- Exercise brief: Copy all of the records below verbatim.

****************************************

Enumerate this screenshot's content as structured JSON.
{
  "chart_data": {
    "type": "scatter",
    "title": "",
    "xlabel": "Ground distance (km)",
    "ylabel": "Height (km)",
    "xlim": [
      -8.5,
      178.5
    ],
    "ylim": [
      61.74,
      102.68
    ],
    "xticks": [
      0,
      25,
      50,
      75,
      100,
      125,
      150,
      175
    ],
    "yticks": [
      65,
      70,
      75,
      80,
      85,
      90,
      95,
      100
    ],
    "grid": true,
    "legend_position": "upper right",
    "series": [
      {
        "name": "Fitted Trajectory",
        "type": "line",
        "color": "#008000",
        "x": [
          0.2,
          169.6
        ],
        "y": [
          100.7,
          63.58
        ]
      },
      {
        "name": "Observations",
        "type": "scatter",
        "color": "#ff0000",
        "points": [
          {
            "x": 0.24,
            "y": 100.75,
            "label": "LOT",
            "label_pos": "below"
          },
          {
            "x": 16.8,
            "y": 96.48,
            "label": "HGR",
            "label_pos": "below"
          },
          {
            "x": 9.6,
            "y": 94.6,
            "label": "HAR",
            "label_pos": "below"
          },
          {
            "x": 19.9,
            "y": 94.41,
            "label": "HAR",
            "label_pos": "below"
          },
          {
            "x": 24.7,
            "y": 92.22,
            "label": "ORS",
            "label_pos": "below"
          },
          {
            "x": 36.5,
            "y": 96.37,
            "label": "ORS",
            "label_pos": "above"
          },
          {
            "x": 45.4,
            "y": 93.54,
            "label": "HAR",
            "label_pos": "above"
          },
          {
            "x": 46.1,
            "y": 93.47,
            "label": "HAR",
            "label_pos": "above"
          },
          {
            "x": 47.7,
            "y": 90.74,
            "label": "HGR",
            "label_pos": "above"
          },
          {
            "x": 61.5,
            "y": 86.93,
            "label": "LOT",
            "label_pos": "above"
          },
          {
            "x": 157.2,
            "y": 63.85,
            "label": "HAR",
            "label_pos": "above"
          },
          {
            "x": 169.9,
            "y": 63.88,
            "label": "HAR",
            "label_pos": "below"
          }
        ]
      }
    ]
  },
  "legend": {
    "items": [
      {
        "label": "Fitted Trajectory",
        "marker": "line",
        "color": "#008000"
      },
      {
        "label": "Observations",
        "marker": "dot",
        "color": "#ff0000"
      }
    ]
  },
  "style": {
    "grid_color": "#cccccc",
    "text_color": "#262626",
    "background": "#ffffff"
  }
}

****************************************

- Solution for this task:
Enumerate this screenshot's content as structured JSON.
{
  "chart_data": {
    "type": "scatter",
    "title": "",
    "xlabel": "Ground distance (km)",
    "ylabel": "Height (km)",
    "xlim": [
      -8.5,
      178.5
    ],
    "ylim": [
      61.74,
      102.68
    ],
    "xticks": [
      0,
      25,
      50,
      75,
      100,
      125,
      150,
      175
    ],
    "yticks": [
      65,
      70,
      75,
      80,
      85,
      90,
      95,
      100
    ],
    "grid": true,
    "legend_position": "upper right",
    "series": [
      {
        "name": "Fitted Trajectory",
        "type": "line",
        "color": "#008000",
        "x": [
          0.2,
          169.6
        ],
        "y": [
          100.7,
          63.58
        ]
      },
      {
        "name": "Observations",
        "type": "scatter",
        "color": "#ff0000",
        "points": [
          {
            "x": 0.24,
            "y": 100.75,
            "label": "LOT",
            "label_pos": "below"
          },
          {
            "x": 16.8,
            "y": 96.48,
            "label": "HGR",
            "label_pos": "below"
          },
          {
            "x": 9.6,
            "y": 94.6,
            "label": "HAR",
            "label_pos": "below"
          },
          {
            "x": 19.9,
            "y": 94.41,
            "label": "HAR",
            "label_pos": "below"
          },
          {
            "x": 24.7,
            "y": 92.22,
            "label": "ORS",
            "label_pos": "below"
          },
          {
            "x": 36.5,
            "y": 96.37,
            "label": "ORS",
            "label_pos": "above"
          },
          {
            "x": 45.4,
            "y": 93.54,
            "label": "HAR",
            "label_pos": "above"
          },
          {
            "x": 46.1,
            "y": 93.47,
            "label": "HAR",
            "label_pos": "above"
          },
          {
            "x": 47.7,
            "y": 90.74,
            "label": "HGR",
            "label_pos": "above"
          },
          {
            "x": 61.5,
            "y": 86.93,
            "label": "LOT",
            "label_pos": "above"
          },
          {
            "x": 157.2,
            "y": 63.85,
            "label": "HAR",
            "label_pos": "above"
          },
          {
            "x": 169.9,
            "y": 63.88,
            "label": "HAR",
            "label_pos": "below"
          }
        ]
      }
    ]
  },
  "legend": {
    "items": [
      {
        "label": "Fitted Trajectory",
        "marker": "line",
        "color": "#008000"
      },
      {
        "label": "Observations",
        "marker": "dot",
        "color": "#ff0000"
      }
    ]
  },
  "style": {
    "grid_color": "#cccccc",
    "text_color": "#262626",
    "background": "#ffffff"
  }
}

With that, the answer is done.